» Given text
○ ○ ○ ○ ○
Hypercalcemia is defined as total serum calcium concentration greater than 12 mg/dL, but clinical symptoms usually appear when concentration is 15 mg/dL or greater .
MCC occurs when there is hypercalcemia or hyperphosphatemia secondary to abnormal calcium, phosphate metabolism, or both leading to spontaneous calcium/phosphate deposits . Characteristically, calcifications appear at periarticular sites, and their size and number seem to correlate with the degree of hyperphosphatemia or hypercalcemia . Metastatic calcification (MC) may occur not only within the cutaneous and subcutaneous tissues, but also within other organs or tissues such as the kidneys, lungs, stomach, and blood vessels [5, 8]. MC is more common among adults, particularly in those affected by chronic renal failure. Other conditions related to its occurrence are hypervitaminosis D, the milk-alkali syndrome, Albright hereditary osteodystrophy, neoplasms associated with bony destruction (lymphomas, leukemias, multiple myeloma, and metastatic carcinomas), sarcoidosis, and pseudohyperparathyroidism . Apparently there are only four cases in the literature of MC in children; two of them presented also MCC: one child with end-stage renal disease, metastatic calcinosis of lungs, and cutaneous necrosis of buttocks and legs  and the other case was an 18-month-old infant with massive metastatic pulmonary calcification in a leukemic monocytic leukemia . The third case occurred in a newborn girl with congenital acute monocytic leukemia, leukemia cutis, and MCC ; and the last one was a pediatric hemodialysis patient who presented with metastatic brain calcifications and severe neurological manifestations secondary to uncontrolled hyperparathyroidism . The clinical presentation of MCC is indistinct as cutaneous lesions might resemble xanthoma disseminatum and diffuse plane xanthomatosis , or common conditions such as molluscum contagiosum as in the present case.
○ ○ ○ ○ ○
» Recorded information
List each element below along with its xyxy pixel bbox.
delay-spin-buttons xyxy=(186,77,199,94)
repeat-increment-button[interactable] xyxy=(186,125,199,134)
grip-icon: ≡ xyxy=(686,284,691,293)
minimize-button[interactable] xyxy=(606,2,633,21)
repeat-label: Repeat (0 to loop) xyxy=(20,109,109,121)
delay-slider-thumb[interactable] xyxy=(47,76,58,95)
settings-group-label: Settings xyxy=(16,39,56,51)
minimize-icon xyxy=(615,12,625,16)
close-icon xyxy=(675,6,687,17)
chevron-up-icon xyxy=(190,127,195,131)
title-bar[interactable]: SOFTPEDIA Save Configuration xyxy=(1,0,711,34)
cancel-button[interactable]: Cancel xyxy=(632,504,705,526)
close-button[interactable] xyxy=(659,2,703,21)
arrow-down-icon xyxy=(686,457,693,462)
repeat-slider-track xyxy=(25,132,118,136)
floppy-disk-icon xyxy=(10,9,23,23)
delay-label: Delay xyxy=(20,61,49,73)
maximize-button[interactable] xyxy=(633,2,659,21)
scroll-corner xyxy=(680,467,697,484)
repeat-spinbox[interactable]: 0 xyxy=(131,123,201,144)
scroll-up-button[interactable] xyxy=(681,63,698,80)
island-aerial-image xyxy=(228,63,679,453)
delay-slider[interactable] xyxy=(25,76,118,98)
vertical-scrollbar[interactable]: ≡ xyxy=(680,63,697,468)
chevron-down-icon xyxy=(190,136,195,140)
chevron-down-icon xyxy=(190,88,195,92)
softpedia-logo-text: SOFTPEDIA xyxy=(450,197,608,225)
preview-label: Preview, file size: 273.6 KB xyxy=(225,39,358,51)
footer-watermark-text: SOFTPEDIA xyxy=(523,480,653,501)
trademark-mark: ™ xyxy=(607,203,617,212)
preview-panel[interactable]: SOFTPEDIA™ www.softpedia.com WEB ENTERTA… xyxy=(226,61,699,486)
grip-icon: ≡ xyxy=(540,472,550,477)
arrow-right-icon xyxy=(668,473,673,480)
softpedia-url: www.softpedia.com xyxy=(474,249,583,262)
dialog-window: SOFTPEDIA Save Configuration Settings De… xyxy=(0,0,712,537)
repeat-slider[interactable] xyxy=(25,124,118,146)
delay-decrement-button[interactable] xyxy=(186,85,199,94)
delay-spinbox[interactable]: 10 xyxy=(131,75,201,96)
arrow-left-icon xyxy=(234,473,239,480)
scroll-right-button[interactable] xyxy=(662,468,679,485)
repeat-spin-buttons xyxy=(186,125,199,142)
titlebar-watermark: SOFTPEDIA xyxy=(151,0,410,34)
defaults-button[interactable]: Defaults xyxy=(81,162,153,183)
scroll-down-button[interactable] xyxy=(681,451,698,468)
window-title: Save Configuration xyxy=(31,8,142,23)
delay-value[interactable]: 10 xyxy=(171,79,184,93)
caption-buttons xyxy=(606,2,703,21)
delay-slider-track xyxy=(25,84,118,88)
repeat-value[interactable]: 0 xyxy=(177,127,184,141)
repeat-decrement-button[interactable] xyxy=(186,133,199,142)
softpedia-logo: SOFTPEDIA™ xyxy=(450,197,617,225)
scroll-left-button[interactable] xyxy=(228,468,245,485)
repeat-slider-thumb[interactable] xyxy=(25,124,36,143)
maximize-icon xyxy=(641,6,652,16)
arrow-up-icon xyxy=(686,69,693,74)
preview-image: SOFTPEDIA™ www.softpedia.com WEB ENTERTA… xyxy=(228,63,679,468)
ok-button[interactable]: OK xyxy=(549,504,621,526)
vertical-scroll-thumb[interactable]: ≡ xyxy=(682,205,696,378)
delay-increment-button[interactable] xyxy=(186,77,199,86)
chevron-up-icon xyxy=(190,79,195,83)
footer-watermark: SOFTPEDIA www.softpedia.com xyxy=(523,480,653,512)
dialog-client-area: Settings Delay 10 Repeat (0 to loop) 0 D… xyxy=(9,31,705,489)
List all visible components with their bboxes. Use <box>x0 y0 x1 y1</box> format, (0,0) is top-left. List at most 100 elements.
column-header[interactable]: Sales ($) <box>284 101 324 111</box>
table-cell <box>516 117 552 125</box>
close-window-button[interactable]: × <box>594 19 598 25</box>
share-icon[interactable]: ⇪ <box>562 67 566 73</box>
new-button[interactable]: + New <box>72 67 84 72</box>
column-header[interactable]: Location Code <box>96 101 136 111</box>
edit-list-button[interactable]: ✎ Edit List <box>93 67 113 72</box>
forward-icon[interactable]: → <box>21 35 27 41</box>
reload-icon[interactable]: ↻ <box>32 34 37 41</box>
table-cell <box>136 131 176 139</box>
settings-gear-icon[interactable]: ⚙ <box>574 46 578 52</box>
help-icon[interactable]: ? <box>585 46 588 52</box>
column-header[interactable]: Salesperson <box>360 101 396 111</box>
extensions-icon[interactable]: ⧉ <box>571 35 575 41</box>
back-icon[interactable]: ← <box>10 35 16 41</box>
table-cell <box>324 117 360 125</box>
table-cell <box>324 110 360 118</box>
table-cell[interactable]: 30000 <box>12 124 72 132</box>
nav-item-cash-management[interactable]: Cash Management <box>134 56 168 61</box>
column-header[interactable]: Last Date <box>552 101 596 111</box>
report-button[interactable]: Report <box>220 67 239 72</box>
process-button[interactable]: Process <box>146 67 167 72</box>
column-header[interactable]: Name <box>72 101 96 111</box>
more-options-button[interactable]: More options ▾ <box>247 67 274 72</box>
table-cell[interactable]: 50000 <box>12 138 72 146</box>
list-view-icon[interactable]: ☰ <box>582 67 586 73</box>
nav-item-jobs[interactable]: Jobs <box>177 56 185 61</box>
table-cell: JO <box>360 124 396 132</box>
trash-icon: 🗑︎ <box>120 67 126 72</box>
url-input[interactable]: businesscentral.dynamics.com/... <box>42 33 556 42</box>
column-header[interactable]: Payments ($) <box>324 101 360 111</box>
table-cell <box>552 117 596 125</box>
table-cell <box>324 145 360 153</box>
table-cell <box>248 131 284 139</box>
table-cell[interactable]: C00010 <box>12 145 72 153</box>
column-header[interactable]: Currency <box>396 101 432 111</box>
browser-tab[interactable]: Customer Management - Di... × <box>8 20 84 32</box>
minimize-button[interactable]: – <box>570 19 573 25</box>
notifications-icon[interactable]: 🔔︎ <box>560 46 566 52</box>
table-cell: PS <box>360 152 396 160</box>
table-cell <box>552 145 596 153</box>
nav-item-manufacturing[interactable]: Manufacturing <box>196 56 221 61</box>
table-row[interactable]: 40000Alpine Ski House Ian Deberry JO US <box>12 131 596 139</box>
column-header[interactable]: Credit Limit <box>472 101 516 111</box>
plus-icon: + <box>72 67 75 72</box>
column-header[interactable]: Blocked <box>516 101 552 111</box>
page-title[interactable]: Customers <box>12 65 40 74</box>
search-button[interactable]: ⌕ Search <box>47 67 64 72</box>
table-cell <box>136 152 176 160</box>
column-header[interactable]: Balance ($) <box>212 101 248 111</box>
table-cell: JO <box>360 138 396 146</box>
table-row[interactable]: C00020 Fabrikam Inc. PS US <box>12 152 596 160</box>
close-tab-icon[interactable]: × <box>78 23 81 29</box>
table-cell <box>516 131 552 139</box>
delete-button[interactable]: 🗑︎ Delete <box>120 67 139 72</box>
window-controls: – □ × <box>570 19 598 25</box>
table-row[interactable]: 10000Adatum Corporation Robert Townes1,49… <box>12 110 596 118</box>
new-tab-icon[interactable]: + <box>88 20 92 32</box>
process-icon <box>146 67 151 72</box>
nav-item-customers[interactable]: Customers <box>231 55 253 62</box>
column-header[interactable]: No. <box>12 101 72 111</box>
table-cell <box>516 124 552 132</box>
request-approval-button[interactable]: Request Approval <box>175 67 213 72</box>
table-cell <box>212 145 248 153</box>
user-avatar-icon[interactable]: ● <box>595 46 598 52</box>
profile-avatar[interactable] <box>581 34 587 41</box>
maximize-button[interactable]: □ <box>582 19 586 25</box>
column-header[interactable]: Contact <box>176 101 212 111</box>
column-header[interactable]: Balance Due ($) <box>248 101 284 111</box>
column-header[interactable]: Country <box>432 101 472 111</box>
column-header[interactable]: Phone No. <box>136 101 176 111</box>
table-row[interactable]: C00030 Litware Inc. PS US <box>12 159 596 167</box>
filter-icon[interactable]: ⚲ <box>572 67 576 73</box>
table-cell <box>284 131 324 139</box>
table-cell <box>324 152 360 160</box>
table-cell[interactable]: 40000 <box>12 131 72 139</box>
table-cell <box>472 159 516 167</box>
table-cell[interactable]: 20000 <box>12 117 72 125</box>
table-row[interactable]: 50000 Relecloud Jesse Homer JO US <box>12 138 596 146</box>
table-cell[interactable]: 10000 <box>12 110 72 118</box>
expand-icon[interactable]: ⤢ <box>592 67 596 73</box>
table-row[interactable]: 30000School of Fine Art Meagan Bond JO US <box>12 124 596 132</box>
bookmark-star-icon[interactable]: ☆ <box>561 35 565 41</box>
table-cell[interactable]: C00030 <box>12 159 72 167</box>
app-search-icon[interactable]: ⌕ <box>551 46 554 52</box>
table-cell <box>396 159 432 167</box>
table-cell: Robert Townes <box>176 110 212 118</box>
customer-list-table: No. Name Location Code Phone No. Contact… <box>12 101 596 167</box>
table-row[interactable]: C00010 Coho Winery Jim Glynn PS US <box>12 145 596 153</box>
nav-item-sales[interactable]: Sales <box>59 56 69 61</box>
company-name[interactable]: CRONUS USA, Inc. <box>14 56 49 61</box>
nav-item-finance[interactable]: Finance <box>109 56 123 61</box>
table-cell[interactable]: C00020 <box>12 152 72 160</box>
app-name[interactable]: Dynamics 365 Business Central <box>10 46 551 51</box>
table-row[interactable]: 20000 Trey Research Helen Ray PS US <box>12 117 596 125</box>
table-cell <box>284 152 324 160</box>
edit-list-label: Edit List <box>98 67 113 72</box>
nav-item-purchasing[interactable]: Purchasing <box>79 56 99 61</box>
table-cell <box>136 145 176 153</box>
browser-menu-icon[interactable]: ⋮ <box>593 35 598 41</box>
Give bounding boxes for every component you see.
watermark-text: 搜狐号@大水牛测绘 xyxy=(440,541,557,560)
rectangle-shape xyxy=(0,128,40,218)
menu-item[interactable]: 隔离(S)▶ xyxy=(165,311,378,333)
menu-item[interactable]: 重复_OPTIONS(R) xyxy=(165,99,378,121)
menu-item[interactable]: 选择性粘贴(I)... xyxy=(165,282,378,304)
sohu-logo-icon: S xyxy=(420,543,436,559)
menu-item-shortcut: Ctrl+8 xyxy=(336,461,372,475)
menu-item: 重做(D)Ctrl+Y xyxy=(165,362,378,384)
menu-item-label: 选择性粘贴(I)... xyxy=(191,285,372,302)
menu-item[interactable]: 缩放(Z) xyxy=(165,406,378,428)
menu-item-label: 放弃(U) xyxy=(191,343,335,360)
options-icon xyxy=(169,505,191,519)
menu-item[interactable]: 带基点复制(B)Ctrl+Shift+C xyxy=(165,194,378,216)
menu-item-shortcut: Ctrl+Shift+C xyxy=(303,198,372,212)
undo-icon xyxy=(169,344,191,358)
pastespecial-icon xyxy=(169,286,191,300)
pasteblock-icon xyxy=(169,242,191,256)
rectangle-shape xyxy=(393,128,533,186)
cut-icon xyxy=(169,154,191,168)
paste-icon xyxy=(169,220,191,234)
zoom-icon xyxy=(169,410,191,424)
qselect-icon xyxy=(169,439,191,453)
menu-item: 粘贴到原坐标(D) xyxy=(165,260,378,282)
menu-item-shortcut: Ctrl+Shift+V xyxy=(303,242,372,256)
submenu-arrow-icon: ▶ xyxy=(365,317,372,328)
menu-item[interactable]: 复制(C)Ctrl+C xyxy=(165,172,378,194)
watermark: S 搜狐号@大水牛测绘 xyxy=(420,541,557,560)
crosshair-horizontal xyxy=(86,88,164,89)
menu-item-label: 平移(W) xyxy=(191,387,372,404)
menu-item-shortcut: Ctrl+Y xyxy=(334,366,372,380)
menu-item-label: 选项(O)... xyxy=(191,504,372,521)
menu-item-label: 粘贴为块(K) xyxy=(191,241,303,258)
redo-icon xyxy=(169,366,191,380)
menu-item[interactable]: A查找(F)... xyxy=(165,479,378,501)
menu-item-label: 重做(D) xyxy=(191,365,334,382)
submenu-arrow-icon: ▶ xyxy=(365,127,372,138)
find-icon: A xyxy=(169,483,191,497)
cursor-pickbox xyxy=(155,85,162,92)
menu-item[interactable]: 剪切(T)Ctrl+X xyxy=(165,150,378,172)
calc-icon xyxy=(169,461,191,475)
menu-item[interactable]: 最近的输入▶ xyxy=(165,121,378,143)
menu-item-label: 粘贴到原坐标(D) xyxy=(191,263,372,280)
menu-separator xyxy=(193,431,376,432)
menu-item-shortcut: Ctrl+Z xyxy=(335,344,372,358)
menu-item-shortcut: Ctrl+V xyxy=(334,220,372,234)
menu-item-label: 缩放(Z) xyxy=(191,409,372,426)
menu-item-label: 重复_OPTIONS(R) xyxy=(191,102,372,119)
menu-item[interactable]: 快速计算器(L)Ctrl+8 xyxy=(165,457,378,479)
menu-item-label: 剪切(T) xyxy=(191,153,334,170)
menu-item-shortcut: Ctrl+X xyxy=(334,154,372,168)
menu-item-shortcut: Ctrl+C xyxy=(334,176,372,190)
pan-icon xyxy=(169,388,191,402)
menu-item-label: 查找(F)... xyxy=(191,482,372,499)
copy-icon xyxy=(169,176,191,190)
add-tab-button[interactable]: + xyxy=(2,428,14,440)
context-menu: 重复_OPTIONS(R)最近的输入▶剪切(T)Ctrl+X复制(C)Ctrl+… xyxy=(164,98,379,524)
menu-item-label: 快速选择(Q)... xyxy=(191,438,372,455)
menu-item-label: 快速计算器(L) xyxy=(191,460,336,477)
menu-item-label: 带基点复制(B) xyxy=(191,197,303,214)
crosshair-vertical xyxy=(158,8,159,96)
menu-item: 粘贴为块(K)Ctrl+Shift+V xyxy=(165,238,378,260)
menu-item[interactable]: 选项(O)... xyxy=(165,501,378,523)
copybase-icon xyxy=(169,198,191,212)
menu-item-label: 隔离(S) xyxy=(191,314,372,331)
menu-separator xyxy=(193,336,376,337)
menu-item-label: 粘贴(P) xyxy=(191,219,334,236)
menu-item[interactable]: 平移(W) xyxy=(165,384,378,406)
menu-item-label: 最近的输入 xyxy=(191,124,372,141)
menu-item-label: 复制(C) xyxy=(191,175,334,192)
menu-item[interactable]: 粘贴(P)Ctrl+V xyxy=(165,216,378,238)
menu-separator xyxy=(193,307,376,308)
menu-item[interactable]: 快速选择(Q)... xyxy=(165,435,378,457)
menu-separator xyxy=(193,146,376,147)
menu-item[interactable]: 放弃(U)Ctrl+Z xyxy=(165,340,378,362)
○ ○ ○ ○ ○
» Directions
(a) Answer these about the hypercalcemia text:
(i) At what total serum calcium concentration do clinical symptoms usually appear?
(ii) Among adults, which condition is named as making metastatic calcification particularly common?
(iii) In the present case, which common condition did the cutaneous lesions resemble?
(b) Rewrite the hypercalcemia text between "Hypercalcemia is defined" and "or greater .", inclusive, changing "clinical symptoms" to "clinical signs".

» Outputs for the tasks
(a)
(i) 15 mg/dL or greater
(ii) Chronic renal failure
(iii) Molluscum contagiosum

(b)
Hypercalcemia is defined as total serum calcium concentration greater than 12 mg/dL, but clinical signs usually appear when concentration is 15 mg/dL or greater .